OBJECTIVE — Identify all lines in the data containing the string "camcorder". Copy them out.
· · · · · · ·
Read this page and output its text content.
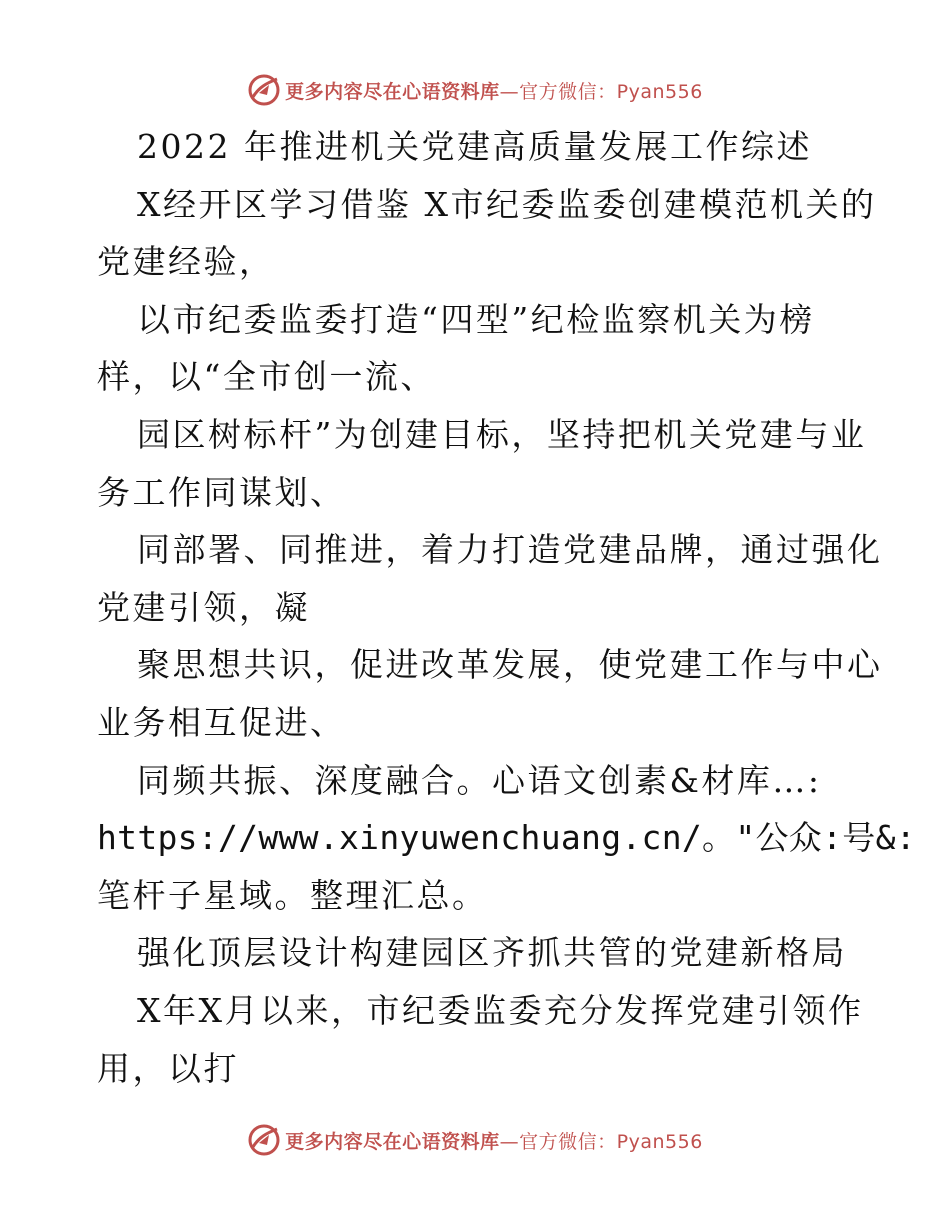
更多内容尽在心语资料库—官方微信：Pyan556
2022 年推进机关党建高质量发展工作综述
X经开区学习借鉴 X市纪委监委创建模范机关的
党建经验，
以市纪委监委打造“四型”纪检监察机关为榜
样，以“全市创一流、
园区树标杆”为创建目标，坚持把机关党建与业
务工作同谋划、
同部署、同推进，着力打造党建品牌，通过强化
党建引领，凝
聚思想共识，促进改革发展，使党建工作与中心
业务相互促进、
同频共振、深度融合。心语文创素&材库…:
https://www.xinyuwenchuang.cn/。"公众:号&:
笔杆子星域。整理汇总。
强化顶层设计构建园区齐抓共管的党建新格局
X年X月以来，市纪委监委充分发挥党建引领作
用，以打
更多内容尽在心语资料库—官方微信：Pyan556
· · · · · · ·
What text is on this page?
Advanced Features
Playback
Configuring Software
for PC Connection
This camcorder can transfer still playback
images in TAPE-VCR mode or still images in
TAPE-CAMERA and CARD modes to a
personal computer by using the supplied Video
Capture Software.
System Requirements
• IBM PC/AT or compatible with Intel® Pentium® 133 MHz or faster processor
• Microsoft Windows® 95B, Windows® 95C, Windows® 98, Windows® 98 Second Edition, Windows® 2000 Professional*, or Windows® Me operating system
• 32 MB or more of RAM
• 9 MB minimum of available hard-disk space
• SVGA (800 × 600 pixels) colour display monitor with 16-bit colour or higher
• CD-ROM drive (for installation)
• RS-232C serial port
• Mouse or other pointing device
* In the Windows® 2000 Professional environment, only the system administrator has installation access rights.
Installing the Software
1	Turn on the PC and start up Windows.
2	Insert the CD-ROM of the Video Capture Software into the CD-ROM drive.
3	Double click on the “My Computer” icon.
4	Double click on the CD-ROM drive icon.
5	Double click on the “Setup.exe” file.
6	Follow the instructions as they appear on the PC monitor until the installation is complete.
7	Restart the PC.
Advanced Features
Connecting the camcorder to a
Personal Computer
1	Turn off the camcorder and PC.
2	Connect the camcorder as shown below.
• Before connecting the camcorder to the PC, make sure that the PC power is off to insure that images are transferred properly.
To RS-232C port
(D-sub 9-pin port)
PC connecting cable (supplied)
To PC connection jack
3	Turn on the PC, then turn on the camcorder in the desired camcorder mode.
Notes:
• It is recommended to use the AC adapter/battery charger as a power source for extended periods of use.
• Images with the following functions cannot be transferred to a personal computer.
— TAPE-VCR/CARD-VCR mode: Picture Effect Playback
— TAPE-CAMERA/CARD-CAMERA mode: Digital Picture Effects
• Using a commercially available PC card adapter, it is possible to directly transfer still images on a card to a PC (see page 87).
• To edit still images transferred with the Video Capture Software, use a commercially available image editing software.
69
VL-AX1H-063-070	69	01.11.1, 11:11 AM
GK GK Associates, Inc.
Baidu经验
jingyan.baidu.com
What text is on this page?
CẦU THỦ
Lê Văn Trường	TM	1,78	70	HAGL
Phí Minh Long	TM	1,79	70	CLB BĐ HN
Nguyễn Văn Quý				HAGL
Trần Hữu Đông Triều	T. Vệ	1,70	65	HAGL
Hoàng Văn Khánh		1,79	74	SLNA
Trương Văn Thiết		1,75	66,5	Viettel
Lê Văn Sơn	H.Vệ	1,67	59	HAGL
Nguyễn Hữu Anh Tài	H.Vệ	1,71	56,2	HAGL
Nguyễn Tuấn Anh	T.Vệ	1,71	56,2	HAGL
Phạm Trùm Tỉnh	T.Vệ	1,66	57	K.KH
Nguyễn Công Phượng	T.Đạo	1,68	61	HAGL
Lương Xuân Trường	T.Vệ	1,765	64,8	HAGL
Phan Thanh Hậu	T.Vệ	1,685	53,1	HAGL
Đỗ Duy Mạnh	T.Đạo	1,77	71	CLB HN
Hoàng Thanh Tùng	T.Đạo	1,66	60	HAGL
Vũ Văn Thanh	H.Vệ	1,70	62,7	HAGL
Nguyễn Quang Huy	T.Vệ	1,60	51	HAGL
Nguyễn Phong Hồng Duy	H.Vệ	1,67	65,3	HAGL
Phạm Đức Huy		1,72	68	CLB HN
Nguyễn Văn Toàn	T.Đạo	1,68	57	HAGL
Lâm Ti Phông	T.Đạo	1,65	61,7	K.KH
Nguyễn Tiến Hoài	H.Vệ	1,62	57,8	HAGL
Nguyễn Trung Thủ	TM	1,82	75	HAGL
· · · · · · ·
RESULT OF THE EXERCISE —
This camcorder can transfer still playback
Connecting the camcorder to a
1	Turn off the camcorder and PC.
2	Connect the camcorder as shown below.
• Before connecting the camcorder to the PC, make sure that the PC power is off to insure that images are transferred properly.
3	Turn on the PC, then turn on the camcorder in the desired camcorder mode.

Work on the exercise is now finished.